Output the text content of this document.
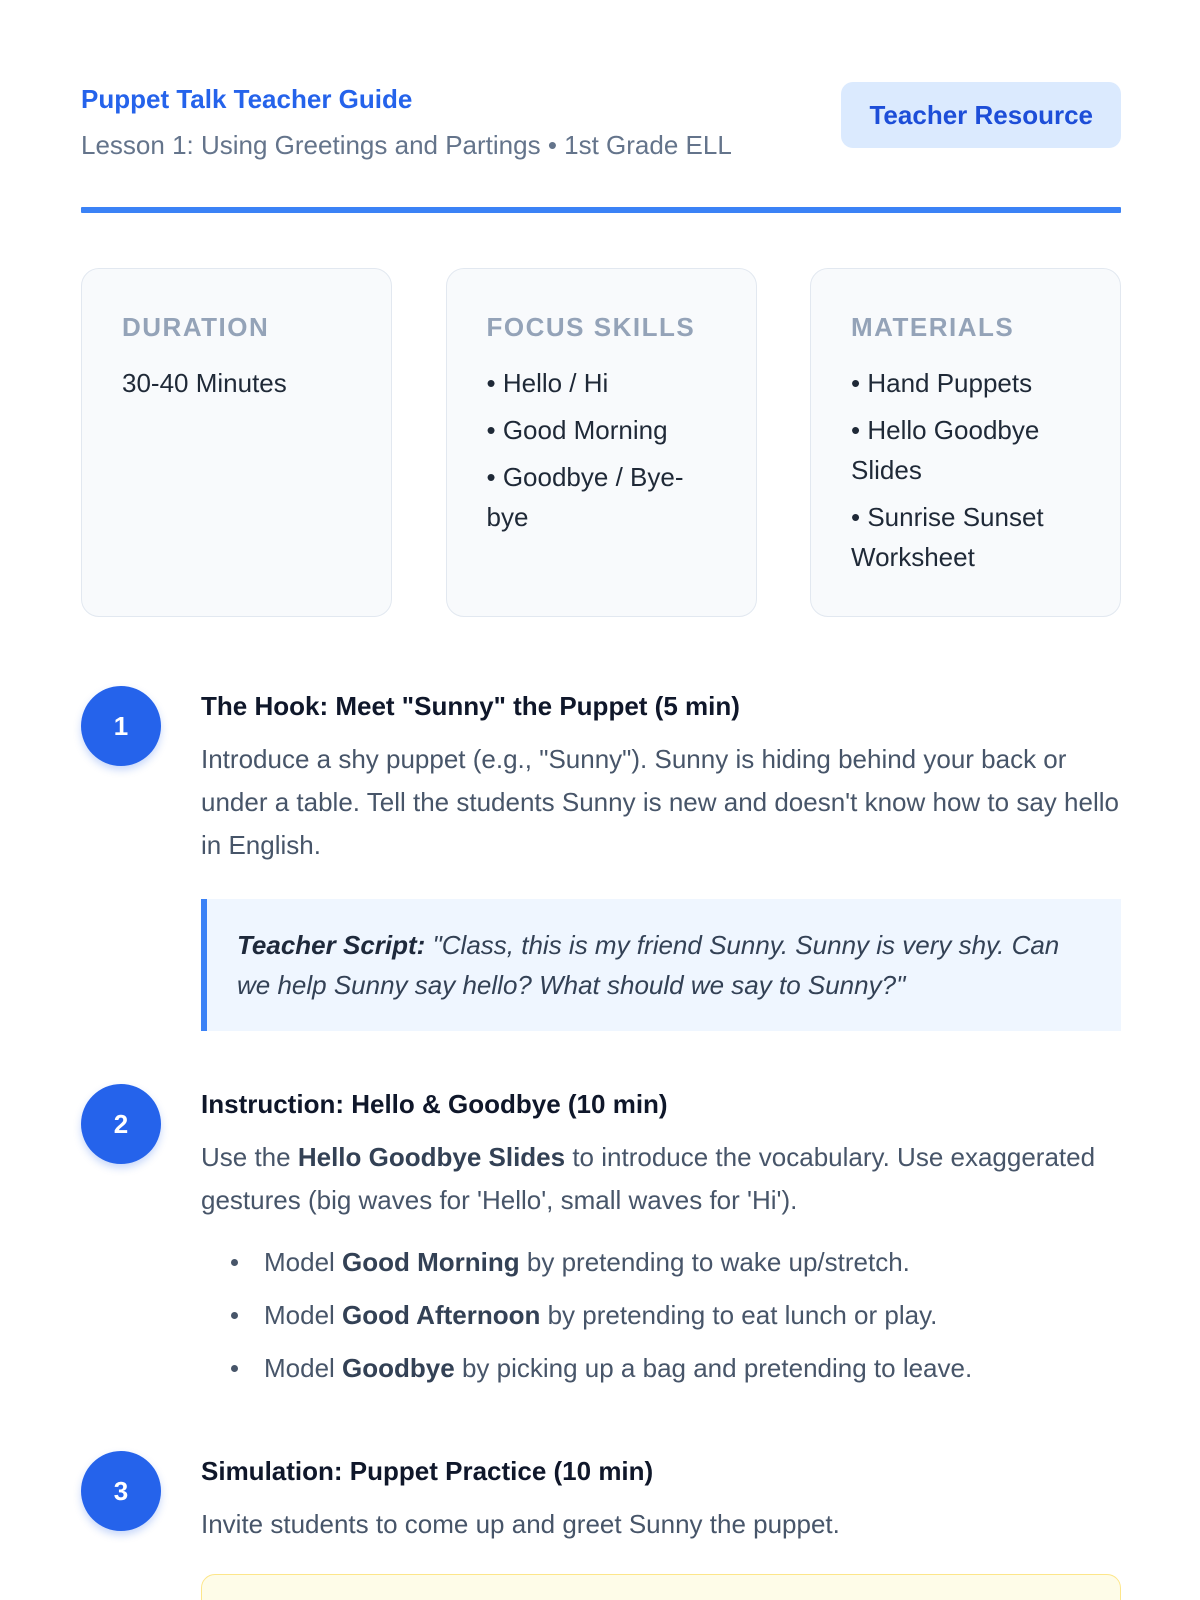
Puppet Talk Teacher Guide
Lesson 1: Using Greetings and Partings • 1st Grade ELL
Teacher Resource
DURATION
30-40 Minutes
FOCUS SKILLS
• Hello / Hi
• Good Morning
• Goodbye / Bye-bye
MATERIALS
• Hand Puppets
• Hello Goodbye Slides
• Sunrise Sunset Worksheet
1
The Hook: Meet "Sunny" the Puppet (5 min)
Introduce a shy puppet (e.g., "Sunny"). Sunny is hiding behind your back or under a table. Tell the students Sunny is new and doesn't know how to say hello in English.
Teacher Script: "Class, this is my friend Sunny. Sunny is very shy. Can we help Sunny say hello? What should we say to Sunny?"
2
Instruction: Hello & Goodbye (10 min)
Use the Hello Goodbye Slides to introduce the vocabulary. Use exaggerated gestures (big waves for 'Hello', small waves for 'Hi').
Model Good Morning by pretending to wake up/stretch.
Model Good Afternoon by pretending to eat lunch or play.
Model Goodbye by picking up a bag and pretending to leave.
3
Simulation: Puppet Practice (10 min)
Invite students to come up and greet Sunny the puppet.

****************

What is being asked
Transcribe the records above verbatim. Do not carry over any picture.

The completed task
Output the text content of this document.
Puppet Talk Teacher Guide
Lesson 1: Using Greetings and Partings • 1st Grade ELL
Teacher Resource
DURATION
30-40 Minutes
FOCUS SKILLS
• Hello / Hi
• Good Morning
• Goodbye / Bye-bye
MATERIALS
• Hand Puppets
• Hello Goodbye Slides
• Sunrise Sunset Worksheet
1
The Hook: Meet "Sunny" the Puppet (5 min)
Introduce a shy puppet (e.g., "Sunny"). Sunny is hiding behind your back or under a table. Tell the students Sunny is new and doesn't know how to say hello in English.
Teacher Script: "Class, this is my friend Sunny. Sunny is very shy. Can we help Sunny say hello? What should we say to Sunny?"
2
Instruction: Hello & Goodbye (10 min)
Use the Hello Goodbye Slides to introduce the vocabulary. Use exaggerated gestures (big waves for 'Hello', small waves for 'Hi').
Model Good Morning by pretending to wake up/stretch.
Model Good Afternoon by pretending to eat lunch or play.
Model Goodbye by picking up a bag and pretending to leave.
3
Simulation: Puppet Practice (10 min)
Invite students to come up and greet Sunny the puppet.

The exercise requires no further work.